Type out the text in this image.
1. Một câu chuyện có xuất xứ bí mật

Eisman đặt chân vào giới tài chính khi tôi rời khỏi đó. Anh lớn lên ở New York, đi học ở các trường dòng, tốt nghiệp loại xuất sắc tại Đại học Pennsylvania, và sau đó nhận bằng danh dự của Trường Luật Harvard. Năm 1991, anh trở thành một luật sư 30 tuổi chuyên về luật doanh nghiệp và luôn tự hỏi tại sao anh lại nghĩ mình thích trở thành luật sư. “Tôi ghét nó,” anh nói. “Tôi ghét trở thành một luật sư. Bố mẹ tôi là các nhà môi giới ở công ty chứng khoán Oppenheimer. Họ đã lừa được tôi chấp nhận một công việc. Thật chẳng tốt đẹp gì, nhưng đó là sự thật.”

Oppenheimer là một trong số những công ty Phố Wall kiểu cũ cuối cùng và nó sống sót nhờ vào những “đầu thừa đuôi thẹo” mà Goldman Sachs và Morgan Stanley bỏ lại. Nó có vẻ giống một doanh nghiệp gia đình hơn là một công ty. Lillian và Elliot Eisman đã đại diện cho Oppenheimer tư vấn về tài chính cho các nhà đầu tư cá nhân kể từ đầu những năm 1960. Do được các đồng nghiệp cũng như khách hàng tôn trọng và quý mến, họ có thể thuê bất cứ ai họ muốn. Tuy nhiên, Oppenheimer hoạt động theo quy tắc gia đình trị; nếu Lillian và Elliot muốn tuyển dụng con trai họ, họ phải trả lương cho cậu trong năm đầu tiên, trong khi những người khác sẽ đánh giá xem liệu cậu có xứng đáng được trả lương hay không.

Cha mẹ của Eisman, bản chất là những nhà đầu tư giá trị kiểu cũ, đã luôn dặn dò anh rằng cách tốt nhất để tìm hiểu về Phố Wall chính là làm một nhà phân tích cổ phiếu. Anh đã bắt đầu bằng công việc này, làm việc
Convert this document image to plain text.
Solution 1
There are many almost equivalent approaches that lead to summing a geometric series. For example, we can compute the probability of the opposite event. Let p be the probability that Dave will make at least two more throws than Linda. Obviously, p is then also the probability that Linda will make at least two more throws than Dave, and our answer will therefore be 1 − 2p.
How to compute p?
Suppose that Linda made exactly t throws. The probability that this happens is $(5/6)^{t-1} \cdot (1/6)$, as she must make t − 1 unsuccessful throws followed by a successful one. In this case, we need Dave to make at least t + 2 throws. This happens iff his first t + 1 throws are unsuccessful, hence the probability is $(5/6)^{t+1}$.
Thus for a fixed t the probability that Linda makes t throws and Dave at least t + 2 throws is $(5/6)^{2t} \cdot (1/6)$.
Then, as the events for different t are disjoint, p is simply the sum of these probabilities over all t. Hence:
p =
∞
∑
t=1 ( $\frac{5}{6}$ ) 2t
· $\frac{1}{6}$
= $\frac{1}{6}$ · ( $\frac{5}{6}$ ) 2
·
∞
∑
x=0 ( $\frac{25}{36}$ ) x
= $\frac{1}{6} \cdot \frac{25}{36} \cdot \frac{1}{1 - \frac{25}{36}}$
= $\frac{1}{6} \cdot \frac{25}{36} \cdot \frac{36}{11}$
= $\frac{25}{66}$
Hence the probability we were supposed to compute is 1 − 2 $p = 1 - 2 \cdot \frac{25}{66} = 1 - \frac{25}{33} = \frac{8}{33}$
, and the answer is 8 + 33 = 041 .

# YOUR GOAL:
From the first line to the last, retype the data exactly.

# OUTPUT BELOW:
Type out the text in this image.
1. Một câu chuyện có xuất xứ bí mật

Eisman đặt chân vào giới tài chính khi tôi rời khỏi đó. Anh lớn lên ở New York, đi học ở các trường dòng, tốt nghiệp loại xuất sắc tại Đại học Pennsylvania, và sau đó nhận bằng danh dự của Trường Luật Harvard. Năm 1991, anh trở thành một luật sư 30 tuổi chuyên về luật doanh nghiệp và luôn tự hỏi tại sao anh lại nghĩ mình thích trở thành luật sư. “Tôi ghét nó,” anh nói. “Tôi ghét trở thành một luật sư. Bố mẹ tôi là các nhà môi giới ở công ty chứng khoán Oppenheimer. Họ đã lừa được tôi chấp nhận một công việc. Thật chẳng tốt đẹp gì, nhưng đó là sự thật.”

Oppenheimer là một trong số những công ty Phố Wall kiểu cũ cuối cùng và nó sống sót nhờ vào những “đầu thừa đuôi thẹo” mà Goldman Sachs và Morgan Stanley bỏ lại. Nó có vẻ giống một doanh nghiệp gia đình hơn là một công ty. Lillian và Elliot Eisman đã đại diện cho Oppenheimer tư vấn về tài chính cho các nhà đầu tư cá nhân kể từ đầu những năm 1960. Do được các đồng nghiệp cũng như khách hàng tôn trọng và quý mến, họ có thể thuê bất cứ ai họ muốn. Tuy nhiên, Oppenheimer hoạt động theo quy tắc gia đình trị; nếu Lillian và Elliot muốn tuyển dụng con trai họ, họ phải trả lương cho cậu trong năm đầu tiên, trong khi những người khác sẽ đánh giá xem liệu cậu có xứng đáng được trả lương hay không.

Cha mẹ của Eisman, bản chất là những nhà đầu tư giá trị kiểu cũ, đã luôn dặn dò anh rằng cách tốt nhất để tìm hiểu về Phố Wall chính là làm một nhà phân tích cổ phiếu. Anh đã bắt đầu bằng công việc này, làm việc
Convert this document image to plain text.
Solution 1
There are many almost equivalent approaches that lead to summing a geometric series. For example, we can compute the probability of the opposite event. Let p be the probability that Dave will make at least two more throws than Linda. Obviously, p is then also the probability that Linda will make at least two more throws than Dave, and our answer will therefore be 1 − 2p.
How to compute p?
Suppose that Linda made exactly t throws. The probability that this happens is $(5/6)^{t-1} \cdot (1/6)$, as she must make t − 1 unsuccessful throws followed by a successful one. In this case, we need Dave to make at least t + 2 throws. This happens iff his first t + 1 throws are unsuccessful, hence the probability is $(5/6)^{t+1}$.
Thus for a fixed t the probability that Linda makes t throws and Dave at least t + 2 throws is $(5/6)^{2t} \cdot (1/6)$.
Then, as the events for different t are disjoint, p is simply the sum of these probabilities over all t. Hence:
p =
∞
∑
t=1 ( $\frac{5}{6}$ ) 2t
· $\frac{1}{6}$
= $\frac{1}{6}$ · ( $\frac{5}{6}$ ) 2
·
∞
∑
x=0 ( $\frac{25}{36}$ ) x
= $\frac{1}{6} \cdot \frac{25}{36} \cdot \frac{1}{1 - \frac{25}{36}}$
= $\frac{1}{6} \cdot \frac{25}{36} \cdot \frac{36}{11}$
= $\frac{25}{66}$
Hence the probability we were supposed to compute is 1 − 2 $p = 1 - 2 \cdot \frac{25}{66} = 1 - \frac{25}{33} = \frac{8}{33}$
, and the answer is 8 + 33 = 041 .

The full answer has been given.